Task to complete: Each line below should be reproduced without any alteration.

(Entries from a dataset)
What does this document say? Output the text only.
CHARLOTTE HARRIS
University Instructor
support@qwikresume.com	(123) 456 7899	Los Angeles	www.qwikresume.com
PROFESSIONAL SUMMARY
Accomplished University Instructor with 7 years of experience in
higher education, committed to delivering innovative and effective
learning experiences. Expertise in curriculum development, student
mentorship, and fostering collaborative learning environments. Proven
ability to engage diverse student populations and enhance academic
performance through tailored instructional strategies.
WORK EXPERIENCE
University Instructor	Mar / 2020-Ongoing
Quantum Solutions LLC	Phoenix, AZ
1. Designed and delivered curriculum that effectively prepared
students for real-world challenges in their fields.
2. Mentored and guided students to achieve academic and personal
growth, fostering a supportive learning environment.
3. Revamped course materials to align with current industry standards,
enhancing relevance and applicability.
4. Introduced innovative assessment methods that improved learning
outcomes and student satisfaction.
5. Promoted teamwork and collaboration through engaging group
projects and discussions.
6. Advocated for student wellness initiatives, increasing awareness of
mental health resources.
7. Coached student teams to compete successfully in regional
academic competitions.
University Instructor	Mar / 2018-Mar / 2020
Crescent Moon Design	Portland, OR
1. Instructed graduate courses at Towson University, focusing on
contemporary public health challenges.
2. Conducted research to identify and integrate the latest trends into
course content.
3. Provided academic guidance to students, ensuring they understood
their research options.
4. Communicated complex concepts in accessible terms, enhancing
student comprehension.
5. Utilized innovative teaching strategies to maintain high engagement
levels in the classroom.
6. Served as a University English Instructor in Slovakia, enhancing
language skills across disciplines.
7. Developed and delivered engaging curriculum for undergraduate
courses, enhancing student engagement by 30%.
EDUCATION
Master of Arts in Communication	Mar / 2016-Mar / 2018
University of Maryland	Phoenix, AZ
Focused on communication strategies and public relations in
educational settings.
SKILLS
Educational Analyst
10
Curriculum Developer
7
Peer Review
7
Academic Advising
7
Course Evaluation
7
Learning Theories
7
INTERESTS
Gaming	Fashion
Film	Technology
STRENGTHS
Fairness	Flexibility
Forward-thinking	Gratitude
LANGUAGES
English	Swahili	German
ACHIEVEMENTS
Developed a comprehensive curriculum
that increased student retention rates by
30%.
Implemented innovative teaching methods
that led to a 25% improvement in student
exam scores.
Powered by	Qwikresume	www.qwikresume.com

Exercise solution:
What does this document say? Output the text only.
CHARLOTTE HARRIS
University Instructor
support@qwikresume.com	(123) 456 7899	Los Angeles	www.qwikresume.com
PROFESSIONAL SUMMARY
Accomplished University Instructor with 7 years of experience in
higher education, committed to delivering innovative and effective
learning experiences. Expertise in curriculum development, student
mentorship, and fostering collaborative learning environments. Proven
ability to engage diverse student populations and enhance academic
performance through tailored instructional strategies.
WORK EXPERIENCE
University Instructor	Mar / 2020-Ongoing
Quantum Solutions LLC	Phoenix, AZ
1. Designed and delivered curriculum that effectively prepared
students for real-world challenges in their fields.
2. Mentored and guided students to achieve academic and personal
growth, fostering a supportive learning environment.
3. Revamped course materials to align with current industry standards,
enhancing relevance and applicability.
4. Introduced innovative assessment methods that improved learning
outcomes and student satisfaction.
5. Promoted teamwork and collaboration through engaging group
projects and discussions.
6. Advocated for student wellness initiatives, increasing awareness of
mental health resources.
7. Coached student teams to compete successfully in regional
academic competitions.
University Instructor	Mar / 2018-Mar / 2020
Crescent Moon Design	Portland, OR
1. Instructed graduate courses at Towson University, focusing on
contemporary public health challenges.
2. Conducted research to identify and integrate the latest trends into
course content.
3. Provided academic guidance to students, ensuring they understood
their research options.
4. Communicated complex concepts in accessible terms, enhancing
student comprehension.
5. Utilized innovative teaching strategies to maintain high engagement
levels in the classroom.
6. Served as a University English Instructor in Slovakia, enhancing
language skills across disciplines.
7. Developed and delivered engaging curriculum for undergraduate
courses, enhancing student engagement by 30%.
EDUCATION
Master of Arts in Communication	Mar / 2016-Mar / 2018
University of Maryland	Phoenix, AZ
Focused on communication strategies and public relations in
educational settings.
SKILLS
Educational Analyst
10
Curriculum Developer
7
Peer Review
7
Academic Advising
7
Course Evaluation
7
Learning Theories
7
INTERESTS
Gaming	Fashion
Film	Technology
STRENGTHS
Fairness	Flexibility
Forward-thinking	Gratitude
LANGUAGES
English	Swahili	German
ACHIEVEMENTS
Developed a comprehensive curriculum
that increased student retention rates by
30%.
Implemented innovative teaching methods
that led to a 25% improvement in student
exam scores.
Powered by	Qwikresume	www.qwikresume.com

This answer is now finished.